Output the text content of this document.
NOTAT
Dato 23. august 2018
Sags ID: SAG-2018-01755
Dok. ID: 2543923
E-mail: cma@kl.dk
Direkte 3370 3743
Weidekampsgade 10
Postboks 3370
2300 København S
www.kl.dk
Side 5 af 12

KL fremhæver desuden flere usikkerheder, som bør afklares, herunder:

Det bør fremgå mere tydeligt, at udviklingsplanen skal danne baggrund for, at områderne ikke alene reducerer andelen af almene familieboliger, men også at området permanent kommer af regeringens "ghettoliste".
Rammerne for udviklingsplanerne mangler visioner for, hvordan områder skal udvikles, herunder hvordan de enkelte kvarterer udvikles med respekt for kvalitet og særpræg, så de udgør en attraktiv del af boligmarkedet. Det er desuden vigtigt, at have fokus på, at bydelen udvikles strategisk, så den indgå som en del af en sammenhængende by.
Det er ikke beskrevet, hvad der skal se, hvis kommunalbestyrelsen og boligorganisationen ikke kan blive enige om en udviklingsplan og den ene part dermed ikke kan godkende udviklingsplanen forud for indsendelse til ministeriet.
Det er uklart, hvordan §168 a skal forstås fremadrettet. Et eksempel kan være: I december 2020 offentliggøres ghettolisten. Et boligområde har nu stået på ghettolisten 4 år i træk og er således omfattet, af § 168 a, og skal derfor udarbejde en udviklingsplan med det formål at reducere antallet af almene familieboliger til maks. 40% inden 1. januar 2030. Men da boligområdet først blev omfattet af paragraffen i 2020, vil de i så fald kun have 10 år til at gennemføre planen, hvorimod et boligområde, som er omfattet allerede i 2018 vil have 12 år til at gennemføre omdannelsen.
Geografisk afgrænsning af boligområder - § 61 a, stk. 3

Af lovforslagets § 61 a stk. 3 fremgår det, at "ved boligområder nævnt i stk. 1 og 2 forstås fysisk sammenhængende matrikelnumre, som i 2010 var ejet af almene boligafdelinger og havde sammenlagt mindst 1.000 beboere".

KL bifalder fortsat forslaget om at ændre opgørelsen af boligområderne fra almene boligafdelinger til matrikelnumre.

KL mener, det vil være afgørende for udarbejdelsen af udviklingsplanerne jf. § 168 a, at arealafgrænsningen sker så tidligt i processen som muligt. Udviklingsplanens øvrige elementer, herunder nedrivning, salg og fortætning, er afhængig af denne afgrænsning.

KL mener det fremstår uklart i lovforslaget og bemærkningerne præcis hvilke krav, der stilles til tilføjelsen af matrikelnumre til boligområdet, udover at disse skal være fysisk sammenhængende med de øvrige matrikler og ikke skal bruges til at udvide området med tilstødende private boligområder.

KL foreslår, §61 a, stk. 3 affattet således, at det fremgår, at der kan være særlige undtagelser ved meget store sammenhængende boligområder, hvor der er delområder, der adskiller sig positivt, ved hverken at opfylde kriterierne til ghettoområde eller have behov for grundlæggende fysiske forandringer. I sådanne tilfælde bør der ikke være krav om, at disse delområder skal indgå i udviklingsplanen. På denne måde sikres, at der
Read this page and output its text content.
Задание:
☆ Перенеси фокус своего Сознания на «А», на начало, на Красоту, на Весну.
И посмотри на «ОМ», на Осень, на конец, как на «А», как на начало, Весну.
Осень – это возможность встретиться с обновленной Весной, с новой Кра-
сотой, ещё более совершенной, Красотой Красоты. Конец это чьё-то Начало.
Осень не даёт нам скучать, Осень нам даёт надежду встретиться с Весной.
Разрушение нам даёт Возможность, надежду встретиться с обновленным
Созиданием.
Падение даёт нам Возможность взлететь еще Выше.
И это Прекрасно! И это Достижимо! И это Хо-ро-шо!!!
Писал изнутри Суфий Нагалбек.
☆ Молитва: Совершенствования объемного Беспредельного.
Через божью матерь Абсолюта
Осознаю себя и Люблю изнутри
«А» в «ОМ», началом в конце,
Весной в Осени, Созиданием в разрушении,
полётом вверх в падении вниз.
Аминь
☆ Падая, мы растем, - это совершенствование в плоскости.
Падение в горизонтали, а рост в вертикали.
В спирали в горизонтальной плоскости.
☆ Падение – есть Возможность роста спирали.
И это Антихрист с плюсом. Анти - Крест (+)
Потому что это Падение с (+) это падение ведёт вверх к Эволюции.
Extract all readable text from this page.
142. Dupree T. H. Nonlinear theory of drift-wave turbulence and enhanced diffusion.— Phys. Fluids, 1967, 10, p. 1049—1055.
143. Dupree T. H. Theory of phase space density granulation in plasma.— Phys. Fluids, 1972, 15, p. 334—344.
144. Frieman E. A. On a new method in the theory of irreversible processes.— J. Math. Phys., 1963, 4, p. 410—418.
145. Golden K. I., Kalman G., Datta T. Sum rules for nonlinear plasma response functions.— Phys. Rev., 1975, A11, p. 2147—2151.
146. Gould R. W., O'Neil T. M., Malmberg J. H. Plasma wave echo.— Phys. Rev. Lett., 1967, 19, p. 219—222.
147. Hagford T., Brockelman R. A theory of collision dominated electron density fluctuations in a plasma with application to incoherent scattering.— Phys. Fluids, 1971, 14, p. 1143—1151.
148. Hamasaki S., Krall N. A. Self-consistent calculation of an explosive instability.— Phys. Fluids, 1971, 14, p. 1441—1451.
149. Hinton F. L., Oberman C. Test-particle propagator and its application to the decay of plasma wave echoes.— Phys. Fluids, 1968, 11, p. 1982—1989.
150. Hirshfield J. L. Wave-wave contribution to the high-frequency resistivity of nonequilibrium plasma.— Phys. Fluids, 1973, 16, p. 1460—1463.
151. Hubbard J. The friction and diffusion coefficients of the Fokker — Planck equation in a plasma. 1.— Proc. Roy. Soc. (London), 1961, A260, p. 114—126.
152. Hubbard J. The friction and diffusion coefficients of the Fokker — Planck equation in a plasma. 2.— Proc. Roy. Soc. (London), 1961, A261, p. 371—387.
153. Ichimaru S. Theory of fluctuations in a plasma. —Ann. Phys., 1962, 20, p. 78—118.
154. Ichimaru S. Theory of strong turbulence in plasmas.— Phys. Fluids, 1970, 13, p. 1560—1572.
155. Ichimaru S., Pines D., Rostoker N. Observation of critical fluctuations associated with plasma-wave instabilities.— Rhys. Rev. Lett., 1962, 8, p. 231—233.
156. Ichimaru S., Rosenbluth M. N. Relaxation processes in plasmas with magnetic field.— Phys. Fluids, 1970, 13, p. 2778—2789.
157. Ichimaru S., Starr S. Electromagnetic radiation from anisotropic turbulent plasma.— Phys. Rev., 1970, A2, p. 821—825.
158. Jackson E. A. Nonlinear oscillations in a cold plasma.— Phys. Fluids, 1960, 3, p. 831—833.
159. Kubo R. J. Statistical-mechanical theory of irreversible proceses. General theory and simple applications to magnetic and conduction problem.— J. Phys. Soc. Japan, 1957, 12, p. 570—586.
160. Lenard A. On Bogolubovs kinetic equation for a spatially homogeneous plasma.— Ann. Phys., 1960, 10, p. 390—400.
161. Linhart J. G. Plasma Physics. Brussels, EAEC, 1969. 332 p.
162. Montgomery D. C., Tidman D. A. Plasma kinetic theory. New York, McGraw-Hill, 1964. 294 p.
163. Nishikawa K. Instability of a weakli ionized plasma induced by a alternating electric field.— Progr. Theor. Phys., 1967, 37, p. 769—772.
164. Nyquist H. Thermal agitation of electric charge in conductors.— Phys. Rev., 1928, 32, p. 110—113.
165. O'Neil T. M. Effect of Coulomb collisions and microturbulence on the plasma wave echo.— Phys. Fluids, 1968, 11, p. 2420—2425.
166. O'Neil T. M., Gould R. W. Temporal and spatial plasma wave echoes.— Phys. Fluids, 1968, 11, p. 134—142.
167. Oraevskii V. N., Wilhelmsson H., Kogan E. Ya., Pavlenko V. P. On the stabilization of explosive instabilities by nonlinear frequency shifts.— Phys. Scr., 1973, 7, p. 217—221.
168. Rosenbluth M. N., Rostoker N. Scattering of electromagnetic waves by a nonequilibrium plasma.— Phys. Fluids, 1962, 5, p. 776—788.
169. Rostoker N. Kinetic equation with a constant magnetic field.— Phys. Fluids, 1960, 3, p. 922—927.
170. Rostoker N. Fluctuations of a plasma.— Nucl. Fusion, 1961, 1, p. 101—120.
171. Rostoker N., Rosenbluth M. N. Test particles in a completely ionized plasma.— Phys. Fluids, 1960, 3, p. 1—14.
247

# # # # # # #

■ YOUR TASK ■
What is the number of lines in the records above that include the word "встретиться"? Reply with that number and nothing more.

■ CORRECT ANSWER ■
3